§ Given problem
Write the entries below out again exactly; any picture in them stays out.

=== Supplied data ===

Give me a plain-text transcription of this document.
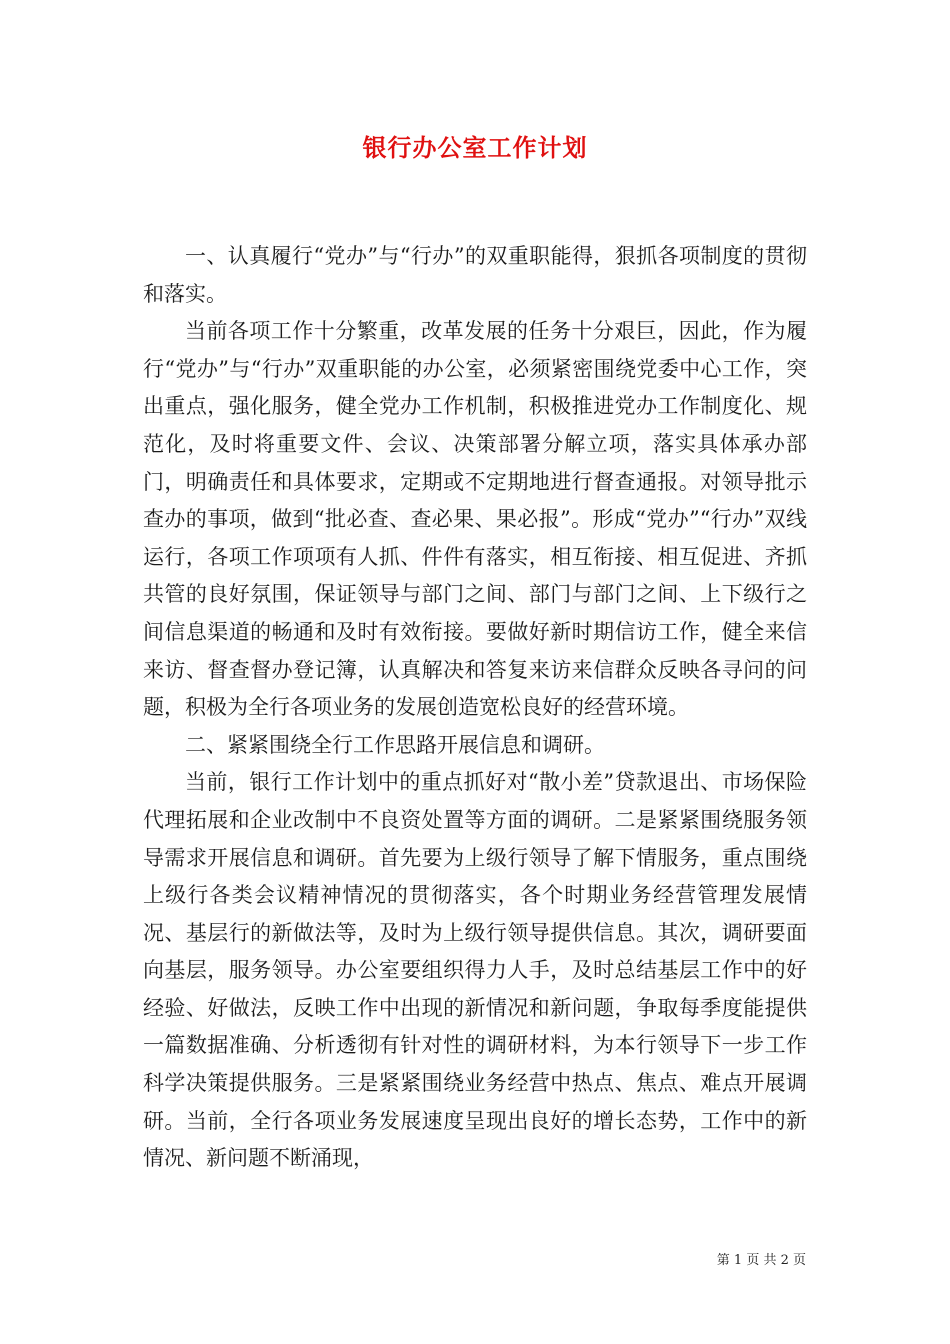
银行办公室工作计划

一、认真履行“党办”与“行办”的双重职能得，狠抓各项制度的贯彻和落实。

当前各项工作十分繁重，改革发展的任务十分艰巨，因此，作为履行“党办”与“行办”双重职能的办公室，必须紧密围绕党委中心工作，突出重点，强化服务，健全党办工作机制，积极推进党办工作制度化、规范化，及时将重要文件、会议、决策部署分解立项，落实具体承办部门，明确责任和具体要求，定期或不定期地进行督查通报。对领导批示查办的事项，做到“批必查、查必果、果必报”。形成“党办”“行办”双线运行，各项工作项项有人抓、件件有落实，相互衔接、相互促进、齐抓共管的良好氛围，保证领导与部门之间、部门与部门之间、上下级行之间信息渠道的畅通和及时有效衔接。要做好新时期信访工作，健全来信来访、督查督办登记簿，认真解决和答复来访来信群众反映各寻问的问题，积极为全行各项业务的发展创造宽松良好的经营环境。

二、紧紧围绕全行工作思路开展信息和调研。

当前，银行工作计划中的重点抓好对“散小差”贷款退出、市场保险代理拓展和企业改制中不良资处置等方面的调研。二是紧紧围绕服务领导需求开展信息和调研。首先要为上级行领导了解下情服务，重点围绕上级行各类会议精神情况的贯彻落实，各个时期业务经营管理发展情况、基层行的新做法等，及时为上级行领导提供信息。其次，调研要面向基层，服务领导。办公室要组织得力人手，及时总结基层工作中的好经验、好做法，反映工作中出现的新情况和新问题，争取每季度能提供一篇数据准确、分析透彻有针对性的调研材料，为本行领导下一步工作科学决策提供服务。三是紧紧围绕业务经营中热点、焦点、难点开展调研。当前，全行各项业务发展速度呈现出良好的增长态势，工作中的新情况、新问题不断涌现，

第 1 页 共 2 页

===

§ Exercise answer
Give me a plain-text transcription of this document.
银行办公室工作计划

一、认真履行“党办”与“行办”的双重职能得，狠抓各项制度的贯彻和落实。

当前各项工作十分繁重，改革发展的任务十分艰巨，因此，作为履行“党办”与“行办”双重职能的办公室，必须紧密围绕党委中心工作，突出重点，强化服务，健全党办工作机制，积极推进党办工作制度化、规范化，及时将重要文件、会议、决策部署分解立项，落实具体承办部门，明确责任和具体要求，定期或不定期地进行督查通报。对领导批示查办的事项，做到“批必查、查必果、果必报”。形成“党办”“行办”双线运行，各项工作项项有人抓、件件有落实，相互衔接、相互促进、齐抓共管的良好氛围，保证领导与部门之间、部门与部门之间、上下级行之间信息渠道的畅通和及时有效衔接。要做好新时期信访工作，健全来信来访、督查督办登记簿，认真解决和答复来访来信群众反映各寻问的问题，积极为全行各项业务的发展创造宽松良好的经营环境。

二、紧紧围绕全行工作思路开展信息和调研。

当前，银行工作计划中的重点抓好对“散小差”贷款退出、市场保险代理拓展和企业改制中不良资处置等方面的调研。二是紧紧围绕服务领导需求开展信息和调研。首先要为上级行领导了解下情服务，重点围绕上级行各类会议精神情况的贯彻落实，各个时期业务经营管理发展情况、基层行的新做法等，及时为上级行领导提供信息。其次，调研要面向基层，服务领导。办公室要组织得力人手，及时总结基层工作中的好经验、好做法，反映工作中出现的新情况和新问题，争取每季度能提供一篇数据准确、分析透彻有针对性的调研材料，为本行领导下一步工作科学决策提供服务。三是紧紧围绕业务经营中热点、焦点、难点开展调研。当前，全行各项业务发展速度呈现出良好的增长态势，工作中的新情况、新问题不断涌现，

第 1 页 共 2 页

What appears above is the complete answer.